• _PROMPT_
Pull out every line below holding the word "total".

• _MATERIAL PROVIDED_
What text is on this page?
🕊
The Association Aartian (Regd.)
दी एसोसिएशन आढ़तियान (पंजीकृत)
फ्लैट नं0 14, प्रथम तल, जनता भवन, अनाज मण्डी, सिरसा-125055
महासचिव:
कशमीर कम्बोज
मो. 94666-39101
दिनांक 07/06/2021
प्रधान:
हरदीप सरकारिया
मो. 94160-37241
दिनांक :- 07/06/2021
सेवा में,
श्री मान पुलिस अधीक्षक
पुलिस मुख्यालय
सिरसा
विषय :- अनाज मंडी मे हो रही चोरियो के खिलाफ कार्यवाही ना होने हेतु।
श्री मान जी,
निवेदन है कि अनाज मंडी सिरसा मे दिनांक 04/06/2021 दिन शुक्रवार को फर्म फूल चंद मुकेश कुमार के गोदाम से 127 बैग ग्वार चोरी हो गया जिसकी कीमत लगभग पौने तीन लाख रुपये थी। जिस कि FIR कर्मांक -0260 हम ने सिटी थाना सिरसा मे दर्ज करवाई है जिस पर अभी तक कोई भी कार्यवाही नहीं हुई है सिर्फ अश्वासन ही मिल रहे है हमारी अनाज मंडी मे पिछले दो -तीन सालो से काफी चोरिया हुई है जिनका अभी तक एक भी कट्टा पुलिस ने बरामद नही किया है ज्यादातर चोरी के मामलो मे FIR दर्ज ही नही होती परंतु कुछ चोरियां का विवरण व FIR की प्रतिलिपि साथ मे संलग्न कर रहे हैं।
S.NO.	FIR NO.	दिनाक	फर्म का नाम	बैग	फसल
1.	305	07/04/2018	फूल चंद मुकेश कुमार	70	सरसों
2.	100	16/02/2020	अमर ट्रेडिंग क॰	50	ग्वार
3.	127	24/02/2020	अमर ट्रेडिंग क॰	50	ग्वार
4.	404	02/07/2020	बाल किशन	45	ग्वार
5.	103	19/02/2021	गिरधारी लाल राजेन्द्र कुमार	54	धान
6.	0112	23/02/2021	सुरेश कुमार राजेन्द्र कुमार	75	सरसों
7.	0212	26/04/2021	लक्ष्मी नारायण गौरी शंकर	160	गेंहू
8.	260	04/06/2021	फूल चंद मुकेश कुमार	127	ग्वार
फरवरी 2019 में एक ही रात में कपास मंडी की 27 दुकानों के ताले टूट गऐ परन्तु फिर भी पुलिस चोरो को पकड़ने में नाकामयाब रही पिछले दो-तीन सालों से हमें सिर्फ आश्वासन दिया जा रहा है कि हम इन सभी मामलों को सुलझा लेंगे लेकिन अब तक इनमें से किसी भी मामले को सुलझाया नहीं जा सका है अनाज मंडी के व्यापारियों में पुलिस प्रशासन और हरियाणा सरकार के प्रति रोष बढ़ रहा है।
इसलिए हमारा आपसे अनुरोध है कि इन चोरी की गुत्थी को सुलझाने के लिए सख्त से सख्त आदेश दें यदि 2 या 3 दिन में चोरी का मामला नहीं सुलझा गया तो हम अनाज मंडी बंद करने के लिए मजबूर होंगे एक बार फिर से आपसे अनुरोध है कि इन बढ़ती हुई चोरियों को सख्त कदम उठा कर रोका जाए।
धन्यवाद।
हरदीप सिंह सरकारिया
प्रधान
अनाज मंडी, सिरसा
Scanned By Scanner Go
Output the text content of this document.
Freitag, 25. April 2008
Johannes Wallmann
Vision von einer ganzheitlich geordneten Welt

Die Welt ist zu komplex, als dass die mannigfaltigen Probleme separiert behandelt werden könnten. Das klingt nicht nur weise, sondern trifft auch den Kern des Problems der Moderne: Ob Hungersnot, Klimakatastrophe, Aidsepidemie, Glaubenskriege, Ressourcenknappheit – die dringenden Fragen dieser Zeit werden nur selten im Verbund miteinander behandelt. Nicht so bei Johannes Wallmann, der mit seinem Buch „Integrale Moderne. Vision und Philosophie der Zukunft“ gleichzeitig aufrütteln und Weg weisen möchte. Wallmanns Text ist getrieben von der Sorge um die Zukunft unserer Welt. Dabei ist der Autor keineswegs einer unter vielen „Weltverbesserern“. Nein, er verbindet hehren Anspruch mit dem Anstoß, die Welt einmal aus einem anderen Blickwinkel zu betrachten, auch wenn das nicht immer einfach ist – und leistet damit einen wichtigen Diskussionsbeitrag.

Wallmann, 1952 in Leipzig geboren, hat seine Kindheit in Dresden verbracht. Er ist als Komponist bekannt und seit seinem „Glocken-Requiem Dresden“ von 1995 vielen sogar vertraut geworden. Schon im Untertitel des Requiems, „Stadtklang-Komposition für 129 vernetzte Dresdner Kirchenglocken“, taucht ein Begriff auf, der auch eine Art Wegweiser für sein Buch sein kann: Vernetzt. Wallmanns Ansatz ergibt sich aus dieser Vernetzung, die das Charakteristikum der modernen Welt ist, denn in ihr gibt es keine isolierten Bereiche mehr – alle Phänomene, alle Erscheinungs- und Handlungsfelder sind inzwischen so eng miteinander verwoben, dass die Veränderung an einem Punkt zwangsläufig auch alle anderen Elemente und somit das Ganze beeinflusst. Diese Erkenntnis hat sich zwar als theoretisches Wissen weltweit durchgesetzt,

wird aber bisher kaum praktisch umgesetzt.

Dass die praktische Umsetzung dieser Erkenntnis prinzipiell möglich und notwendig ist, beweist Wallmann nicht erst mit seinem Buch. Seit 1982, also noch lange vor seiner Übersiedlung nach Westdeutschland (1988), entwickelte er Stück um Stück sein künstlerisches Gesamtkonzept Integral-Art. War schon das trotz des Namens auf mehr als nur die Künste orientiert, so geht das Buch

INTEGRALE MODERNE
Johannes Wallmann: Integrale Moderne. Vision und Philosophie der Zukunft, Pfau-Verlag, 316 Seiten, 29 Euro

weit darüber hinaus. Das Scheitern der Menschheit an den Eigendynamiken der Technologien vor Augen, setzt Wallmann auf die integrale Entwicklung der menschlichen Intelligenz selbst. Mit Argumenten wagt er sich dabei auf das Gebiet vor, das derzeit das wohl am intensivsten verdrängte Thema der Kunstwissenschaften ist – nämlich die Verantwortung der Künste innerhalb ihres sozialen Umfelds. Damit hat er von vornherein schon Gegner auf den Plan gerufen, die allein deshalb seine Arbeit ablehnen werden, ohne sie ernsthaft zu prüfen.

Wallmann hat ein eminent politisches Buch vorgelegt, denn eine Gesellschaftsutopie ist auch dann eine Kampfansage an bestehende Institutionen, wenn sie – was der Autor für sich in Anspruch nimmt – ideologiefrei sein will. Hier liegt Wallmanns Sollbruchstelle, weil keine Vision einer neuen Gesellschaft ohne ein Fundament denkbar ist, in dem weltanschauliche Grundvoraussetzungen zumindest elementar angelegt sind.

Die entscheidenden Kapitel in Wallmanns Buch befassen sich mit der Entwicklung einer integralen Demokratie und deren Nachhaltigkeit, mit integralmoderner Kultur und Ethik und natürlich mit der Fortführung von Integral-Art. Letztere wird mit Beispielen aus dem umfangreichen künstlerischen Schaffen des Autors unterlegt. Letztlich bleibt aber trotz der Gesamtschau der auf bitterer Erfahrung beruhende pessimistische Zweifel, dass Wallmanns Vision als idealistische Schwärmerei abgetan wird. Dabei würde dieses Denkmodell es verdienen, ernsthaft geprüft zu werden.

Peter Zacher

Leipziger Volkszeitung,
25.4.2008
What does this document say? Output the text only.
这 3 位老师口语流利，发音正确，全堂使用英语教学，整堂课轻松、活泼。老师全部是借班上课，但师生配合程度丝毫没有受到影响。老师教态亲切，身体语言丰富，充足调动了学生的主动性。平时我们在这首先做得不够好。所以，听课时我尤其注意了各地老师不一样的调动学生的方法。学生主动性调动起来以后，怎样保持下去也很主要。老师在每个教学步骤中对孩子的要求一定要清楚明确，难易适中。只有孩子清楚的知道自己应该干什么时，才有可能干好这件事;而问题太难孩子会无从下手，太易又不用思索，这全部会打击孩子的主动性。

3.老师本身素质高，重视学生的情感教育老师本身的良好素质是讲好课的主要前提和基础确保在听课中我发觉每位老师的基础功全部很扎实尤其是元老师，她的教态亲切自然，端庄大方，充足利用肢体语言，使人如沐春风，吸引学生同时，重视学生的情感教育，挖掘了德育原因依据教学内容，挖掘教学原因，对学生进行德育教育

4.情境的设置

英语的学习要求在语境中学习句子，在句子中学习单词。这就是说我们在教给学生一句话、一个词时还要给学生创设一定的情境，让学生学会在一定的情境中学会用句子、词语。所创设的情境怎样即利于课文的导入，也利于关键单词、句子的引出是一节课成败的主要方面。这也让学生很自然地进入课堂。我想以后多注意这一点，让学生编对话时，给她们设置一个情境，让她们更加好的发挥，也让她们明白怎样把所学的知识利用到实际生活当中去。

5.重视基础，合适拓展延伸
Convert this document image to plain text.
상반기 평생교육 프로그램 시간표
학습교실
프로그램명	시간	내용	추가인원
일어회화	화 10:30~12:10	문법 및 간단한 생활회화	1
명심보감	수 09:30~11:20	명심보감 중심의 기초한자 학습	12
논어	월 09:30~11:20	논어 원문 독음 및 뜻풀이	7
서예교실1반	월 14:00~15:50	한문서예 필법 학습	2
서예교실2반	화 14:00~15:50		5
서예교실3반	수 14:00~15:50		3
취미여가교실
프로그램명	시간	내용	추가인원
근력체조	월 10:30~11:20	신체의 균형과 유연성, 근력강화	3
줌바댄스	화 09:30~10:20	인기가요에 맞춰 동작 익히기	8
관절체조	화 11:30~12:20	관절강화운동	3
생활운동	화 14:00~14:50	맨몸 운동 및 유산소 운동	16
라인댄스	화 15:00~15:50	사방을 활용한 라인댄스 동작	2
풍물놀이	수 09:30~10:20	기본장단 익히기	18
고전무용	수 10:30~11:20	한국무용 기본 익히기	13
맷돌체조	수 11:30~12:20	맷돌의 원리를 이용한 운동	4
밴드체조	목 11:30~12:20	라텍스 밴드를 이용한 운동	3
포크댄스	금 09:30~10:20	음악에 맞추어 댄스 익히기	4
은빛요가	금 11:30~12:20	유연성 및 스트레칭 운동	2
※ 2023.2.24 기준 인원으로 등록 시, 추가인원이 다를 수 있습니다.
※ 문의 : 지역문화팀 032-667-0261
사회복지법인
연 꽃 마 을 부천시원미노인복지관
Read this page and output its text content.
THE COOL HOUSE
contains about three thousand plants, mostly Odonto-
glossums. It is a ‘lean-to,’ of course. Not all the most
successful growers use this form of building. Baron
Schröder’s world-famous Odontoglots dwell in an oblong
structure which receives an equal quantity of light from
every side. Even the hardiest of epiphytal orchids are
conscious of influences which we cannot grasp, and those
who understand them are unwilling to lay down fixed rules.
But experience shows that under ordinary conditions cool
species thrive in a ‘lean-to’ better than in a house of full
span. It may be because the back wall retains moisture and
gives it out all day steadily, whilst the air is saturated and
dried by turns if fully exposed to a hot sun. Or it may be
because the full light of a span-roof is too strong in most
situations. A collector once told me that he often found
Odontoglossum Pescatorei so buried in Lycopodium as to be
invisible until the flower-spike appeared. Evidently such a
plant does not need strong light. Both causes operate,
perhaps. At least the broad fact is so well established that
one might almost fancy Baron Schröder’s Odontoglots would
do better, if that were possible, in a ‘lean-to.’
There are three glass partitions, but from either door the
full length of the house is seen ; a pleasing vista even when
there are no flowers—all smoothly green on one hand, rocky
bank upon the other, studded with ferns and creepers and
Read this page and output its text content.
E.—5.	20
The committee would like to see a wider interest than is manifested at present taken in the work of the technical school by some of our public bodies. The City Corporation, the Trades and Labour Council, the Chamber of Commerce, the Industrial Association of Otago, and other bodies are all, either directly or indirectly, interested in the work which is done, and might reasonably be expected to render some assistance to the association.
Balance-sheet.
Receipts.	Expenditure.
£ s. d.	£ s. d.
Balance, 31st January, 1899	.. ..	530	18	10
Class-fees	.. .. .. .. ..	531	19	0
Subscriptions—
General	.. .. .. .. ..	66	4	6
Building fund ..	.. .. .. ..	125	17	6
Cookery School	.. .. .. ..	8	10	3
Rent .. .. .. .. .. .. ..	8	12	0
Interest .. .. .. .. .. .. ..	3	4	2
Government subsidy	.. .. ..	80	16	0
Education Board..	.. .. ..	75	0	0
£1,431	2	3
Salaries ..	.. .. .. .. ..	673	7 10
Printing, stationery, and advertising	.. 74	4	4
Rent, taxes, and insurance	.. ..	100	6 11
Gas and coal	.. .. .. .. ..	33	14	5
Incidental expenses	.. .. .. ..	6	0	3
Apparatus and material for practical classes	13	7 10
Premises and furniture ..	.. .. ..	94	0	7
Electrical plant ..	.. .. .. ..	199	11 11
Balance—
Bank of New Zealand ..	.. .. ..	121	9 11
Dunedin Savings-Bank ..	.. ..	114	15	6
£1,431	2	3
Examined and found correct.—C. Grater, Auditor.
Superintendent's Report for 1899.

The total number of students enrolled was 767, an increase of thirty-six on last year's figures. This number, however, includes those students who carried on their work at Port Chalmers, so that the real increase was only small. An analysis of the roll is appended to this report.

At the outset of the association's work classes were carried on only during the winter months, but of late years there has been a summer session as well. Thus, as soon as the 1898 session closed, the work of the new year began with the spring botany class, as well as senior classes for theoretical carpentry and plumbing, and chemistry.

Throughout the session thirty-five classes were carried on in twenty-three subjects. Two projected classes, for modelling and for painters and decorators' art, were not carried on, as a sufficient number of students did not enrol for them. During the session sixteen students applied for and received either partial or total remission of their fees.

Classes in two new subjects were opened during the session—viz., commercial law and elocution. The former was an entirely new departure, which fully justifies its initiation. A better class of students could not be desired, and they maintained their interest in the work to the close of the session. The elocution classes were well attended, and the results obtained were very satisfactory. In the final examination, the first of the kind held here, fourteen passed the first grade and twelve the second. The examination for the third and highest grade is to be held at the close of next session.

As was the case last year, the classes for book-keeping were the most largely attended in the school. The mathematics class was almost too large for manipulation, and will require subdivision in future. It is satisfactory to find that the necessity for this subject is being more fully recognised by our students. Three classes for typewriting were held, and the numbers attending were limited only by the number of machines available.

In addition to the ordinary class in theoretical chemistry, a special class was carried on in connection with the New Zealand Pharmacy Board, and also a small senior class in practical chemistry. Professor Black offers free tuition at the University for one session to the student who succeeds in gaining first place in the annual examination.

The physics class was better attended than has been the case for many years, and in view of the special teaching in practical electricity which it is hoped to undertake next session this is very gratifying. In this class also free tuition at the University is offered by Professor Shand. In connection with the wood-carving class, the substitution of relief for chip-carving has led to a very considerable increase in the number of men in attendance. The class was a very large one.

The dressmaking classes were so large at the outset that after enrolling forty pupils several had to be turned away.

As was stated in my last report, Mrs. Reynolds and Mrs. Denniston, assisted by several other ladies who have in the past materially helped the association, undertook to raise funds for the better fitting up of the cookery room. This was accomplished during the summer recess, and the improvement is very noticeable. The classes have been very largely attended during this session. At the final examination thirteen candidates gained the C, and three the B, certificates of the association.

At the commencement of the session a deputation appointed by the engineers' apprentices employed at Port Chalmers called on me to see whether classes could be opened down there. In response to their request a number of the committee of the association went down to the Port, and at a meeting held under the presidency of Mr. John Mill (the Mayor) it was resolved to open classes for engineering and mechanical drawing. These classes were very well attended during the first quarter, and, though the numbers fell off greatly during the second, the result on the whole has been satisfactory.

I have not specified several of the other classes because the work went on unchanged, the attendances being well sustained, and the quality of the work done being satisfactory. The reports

• _RIGHT ANSWER_
The total number of students enrolled was 767, an increase of thirty-six on last year's figures. This number, however, includes those students who carried on their work at Port Chalmers, so that the real increase was only small. An analysis of the roll is appended to this report.
Throughout the session thirty-five classes were carried on in twenty-three subjects. Two projected classes, for modelling and for painters and decorators' art, were not carried on, as a sufficient number of students did not enrol for them. During the session sixteen students applied for and received either partial or total remission of their fees.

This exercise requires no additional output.